**Written exercise:** Extract every record, keeping each one exactly as it is.

[begin Records supplied]

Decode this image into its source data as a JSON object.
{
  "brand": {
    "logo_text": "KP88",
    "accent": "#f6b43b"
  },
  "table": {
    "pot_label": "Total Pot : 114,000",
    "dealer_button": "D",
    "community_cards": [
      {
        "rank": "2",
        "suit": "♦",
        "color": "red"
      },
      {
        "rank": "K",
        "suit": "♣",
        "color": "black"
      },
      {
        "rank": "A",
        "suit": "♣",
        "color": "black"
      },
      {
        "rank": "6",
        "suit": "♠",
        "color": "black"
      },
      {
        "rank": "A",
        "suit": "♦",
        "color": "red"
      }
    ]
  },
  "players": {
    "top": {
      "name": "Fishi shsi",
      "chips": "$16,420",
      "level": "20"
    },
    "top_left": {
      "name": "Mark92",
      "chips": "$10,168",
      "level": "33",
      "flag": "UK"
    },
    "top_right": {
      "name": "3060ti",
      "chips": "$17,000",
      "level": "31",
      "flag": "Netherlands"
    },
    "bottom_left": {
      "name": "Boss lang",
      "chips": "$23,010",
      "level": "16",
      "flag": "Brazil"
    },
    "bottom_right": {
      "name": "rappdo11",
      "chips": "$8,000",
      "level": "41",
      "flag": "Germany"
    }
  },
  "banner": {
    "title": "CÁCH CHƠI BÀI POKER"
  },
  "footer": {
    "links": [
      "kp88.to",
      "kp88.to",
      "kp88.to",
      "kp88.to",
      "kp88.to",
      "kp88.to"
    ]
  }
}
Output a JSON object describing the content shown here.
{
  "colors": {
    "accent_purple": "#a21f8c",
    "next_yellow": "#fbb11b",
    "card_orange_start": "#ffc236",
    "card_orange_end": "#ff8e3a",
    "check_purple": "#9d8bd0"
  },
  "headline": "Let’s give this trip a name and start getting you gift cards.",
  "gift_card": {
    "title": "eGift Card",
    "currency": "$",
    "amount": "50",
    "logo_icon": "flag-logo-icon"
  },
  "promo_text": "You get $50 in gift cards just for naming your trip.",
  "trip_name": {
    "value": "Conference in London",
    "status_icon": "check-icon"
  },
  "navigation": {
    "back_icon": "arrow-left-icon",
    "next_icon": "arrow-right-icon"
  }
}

[end Records supplied]

**Exercise result:**
Decode this image into its source data as a JSON object.
{
  "brand": {
    "logo_text": "KP88",
    "accent": "#f6b43b"
  },
  "table": {
    "pot_label": "Total Pot : 114,000",
    "dealer_button": "D",
    "community_cards": [
      {
        "rank": "2",
        "suit": "♦",
        "color": "red"
      },
      {
        "rank": "K",
        "suit": "♣",
        "color": "black"
      },
      {
        "rank": "A",
        "suit": "♣",
        "color": "black"
      },
      {
        "rank": "6",
        "suit": "♠",
        "color": "black"
      },
      {
        "rank": "A",
        "suit": "♦",
        "color": "red"
      }
    ]
  },
  "players": {
    "top": {
      "name": "Fishi shsi",
      "chips": "$16,420",
      "level": "20"
    },
    "top_left": {
      "name": "Mark92",
      "chips": "$10,168",
      "level": "33",
      "flag": "UK"
    },
    "top_right": {
      "name": "3060ti",
      "chips": "$17,000",
      "level": "31",
      "flag": "Netherlands"
    },
    "bottom_left": {
      "name": "Boss lang",
      "chips": "$23,010",
      "level": "16",
      "flag": "Brazil"
    },
    "bottom_right": {
      "name": "rappdo11",
      "chips": "$8,000",
      "level": "41",
      "flag": "Germany"
    }
  },
  "banner": {
    "title": "CÁCH CHƠI BÀI POKER"
  },
  "footer": {
    "links": [
      "kp88.to",
      "kp88.to",
      "kp88.to",
      "kp88.to",
      "kp88.to",
      "kp88.to"
    ]
  }
}
Output a JSON object describing the content shown here.
{
  "colors": {
    "accent_purple": "#a21f8c",
    "next_yellow": "#fbb11b",
    "card_orange_start": "#ffc236",
    "card_orange_end": "#ff8e3a",
    "check_purple": "#9d8bd0"
  },
  "headline": "Let’s give this trip a name and start getting you gift cards.",
  "gift_card": {
    "title": "eGift Card",
    "currency": "$",
    "amount": "50",
    "logo_icon": "flag-logo-icon"
  },
  "promo_text": "You get $50 in gift cards just for naming your trip.",
  "trip_name": {
    "value": "Conference in London",
    "status_icon": "check-icon"
  },
  "navigation": {
    "back_icon": "arrow-left-icon",
    "next_icon": "arrow-right-icon"
  }
}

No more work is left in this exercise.